▸ **WRITTEN TASK**
Among the lines below, list those containing the string "DeiT".

▸ **MATERIAL SHOWN**
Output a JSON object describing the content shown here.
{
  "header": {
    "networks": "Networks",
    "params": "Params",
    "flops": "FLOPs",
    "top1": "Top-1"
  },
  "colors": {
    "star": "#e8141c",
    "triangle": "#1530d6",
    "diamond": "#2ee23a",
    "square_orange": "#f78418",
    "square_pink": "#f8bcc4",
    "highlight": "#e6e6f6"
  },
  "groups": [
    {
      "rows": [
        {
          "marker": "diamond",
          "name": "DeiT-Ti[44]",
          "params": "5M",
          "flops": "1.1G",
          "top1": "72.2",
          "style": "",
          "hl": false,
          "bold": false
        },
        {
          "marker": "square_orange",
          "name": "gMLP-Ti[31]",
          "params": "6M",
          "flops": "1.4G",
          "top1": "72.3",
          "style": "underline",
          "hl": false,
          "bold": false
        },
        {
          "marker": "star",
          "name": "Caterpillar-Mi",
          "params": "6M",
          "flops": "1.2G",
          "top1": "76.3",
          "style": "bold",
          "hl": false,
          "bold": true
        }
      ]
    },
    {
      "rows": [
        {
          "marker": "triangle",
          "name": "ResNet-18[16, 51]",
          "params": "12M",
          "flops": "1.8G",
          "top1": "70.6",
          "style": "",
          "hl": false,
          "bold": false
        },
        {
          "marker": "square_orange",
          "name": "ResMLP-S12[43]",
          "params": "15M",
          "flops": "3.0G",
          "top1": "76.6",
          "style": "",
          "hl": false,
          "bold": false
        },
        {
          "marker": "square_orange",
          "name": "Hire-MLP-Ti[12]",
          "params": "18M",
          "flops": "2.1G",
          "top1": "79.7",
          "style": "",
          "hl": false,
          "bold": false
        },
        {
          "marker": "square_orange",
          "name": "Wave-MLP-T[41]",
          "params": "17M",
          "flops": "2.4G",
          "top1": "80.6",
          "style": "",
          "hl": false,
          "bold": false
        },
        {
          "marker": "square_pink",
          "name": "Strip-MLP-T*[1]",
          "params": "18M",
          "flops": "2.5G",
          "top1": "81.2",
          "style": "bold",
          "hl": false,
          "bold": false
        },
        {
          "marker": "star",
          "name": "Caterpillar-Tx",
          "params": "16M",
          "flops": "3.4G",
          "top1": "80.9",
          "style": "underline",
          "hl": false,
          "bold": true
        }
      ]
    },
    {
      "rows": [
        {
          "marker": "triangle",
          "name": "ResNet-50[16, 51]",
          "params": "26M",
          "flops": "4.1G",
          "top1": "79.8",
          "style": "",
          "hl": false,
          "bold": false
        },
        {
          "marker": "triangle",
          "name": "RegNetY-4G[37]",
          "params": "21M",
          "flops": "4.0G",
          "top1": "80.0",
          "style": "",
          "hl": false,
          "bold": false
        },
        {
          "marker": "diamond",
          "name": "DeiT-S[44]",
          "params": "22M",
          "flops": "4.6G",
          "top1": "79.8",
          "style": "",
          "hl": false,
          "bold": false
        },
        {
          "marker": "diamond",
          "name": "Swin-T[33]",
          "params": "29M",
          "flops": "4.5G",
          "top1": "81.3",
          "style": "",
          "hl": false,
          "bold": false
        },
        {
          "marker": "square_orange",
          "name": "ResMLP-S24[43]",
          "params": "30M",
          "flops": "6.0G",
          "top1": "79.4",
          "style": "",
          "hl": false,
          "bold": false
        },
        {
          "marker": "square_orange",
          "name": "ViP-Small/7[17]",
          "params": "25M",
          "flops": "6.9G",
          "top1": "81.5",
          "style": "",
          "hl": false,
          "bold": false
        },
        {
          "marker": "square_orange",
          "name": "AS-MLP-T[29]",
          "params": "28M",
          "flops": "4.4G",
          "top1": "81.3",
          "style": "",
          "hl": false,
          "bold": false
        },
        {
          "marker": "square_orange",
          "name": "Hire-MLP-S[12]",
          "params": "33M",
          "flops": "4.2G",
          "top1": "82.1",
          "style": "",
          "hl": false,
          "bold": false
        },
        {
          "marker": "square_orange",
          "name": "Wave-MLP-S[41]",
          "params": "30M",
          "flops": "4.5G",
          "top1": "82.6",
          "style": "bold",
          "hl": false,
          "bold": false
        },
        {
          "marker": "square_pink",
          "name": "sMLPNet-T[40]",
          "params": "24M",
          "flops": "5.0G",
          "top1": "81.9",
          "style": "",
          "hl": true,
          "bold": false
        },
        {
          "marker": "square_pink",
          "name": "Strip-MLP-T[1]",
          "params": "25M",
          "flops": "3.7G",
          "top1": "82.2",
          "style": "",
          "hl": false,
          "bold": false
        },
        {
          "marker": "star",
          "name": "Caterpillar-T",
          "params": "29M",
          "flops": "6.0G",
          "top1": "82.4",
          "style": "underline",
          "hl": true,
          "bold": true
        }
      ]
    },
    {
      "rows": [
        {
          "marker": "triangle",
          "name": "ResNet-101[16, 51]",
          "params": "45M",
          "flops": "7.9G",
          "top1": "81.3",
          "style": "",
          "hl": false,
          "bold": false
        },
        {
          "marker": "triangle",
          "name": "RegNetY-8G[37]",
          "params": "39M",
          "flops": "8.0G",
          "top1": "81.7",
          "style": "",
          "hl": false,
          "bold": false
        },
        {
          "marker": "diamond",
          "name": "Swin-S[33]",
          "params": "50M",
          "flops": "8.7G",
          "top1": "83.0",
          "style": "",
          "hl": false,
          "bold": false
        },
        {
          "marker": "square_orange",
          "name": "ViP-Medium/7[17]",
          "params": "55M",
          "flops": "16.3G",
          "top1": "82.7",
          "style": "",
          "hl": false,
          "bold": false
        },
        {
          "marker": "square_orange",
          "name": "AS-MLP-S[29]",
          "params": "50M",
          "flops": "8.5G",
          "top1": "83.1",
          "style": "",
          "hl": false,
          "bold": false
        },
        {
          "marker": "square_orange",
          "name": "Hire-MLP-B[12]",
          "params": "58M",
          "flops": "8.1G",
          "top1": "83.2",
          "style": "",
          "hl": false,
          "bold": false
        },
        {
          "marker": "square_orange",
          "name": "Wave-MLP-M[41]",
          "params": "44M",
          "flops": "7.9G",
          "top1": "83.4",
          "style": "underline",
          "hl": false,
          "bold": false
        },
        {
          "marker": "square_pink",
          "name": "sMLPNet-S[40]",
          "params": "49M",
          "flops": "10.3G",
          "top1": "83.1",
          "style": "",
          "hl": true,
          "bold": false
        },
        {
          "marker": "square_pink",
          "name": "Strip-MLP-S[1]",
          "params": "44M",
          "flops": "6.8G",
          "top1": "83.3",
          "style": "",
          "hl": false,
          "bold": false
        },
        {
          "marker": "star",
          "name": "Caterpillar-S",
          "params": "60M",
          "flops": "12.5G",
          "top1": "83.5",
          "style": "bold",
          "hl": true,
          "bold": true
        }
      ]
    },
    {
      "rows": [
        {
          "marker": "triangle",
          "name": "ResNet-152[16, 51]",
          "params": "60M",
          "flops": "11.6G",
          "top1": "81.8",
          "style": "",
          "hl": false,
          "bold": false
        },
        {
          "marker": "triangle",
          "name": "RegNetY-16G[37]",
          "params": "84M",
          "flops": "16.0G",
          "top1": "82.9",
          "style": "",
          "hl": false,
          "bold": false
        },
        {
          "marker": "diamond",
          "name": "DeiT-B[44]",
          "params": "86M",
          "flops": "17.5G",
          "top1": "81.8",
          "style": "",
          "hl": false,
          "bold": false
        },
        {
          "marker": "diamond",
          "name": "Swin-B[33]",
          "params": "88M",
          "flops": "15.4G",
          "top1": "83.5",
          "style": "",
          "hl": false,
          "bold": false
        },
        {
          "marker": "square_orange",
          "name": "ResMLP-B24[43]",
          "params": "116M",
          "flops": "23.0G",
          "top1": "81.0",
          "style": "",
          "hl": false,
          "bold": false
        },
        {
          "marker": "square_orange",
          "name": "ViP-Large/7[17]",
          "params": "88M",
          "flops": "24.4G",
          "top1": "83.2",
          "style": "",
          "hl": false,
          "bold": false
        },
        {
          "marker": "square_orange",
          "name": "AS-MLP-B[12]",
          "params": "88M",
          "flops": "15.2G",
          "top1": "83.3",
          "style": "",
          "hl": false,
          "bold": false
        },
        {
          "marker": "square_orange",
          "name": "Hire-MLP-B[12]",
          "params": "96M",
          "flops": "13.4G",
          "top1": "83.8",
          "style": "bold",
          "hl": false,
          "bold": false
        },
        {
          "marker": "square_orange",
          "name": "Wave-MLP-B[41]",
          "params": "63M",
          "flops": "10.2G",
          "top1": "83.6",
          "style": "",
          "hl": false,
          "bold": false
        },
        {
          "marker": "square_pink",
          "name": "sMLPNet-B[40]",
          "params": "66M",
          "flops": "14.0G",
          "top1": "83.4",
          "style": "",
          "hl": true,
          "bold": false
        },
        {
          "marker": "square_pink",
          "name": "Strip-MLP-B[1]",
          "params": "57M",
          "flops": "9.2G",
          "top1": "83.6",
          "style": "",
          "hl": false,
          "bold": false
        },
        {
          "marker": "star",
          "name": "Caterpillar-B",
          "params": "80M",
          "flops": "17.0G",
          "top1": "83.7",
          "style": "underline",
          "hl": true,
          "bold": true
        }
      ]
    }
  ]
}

▸ **RESPONSE BELOW**
          "name": "DeiT-Ti[44]",
          "name": "DeiT-S[44]",
          "name": "DeiT-B[44]",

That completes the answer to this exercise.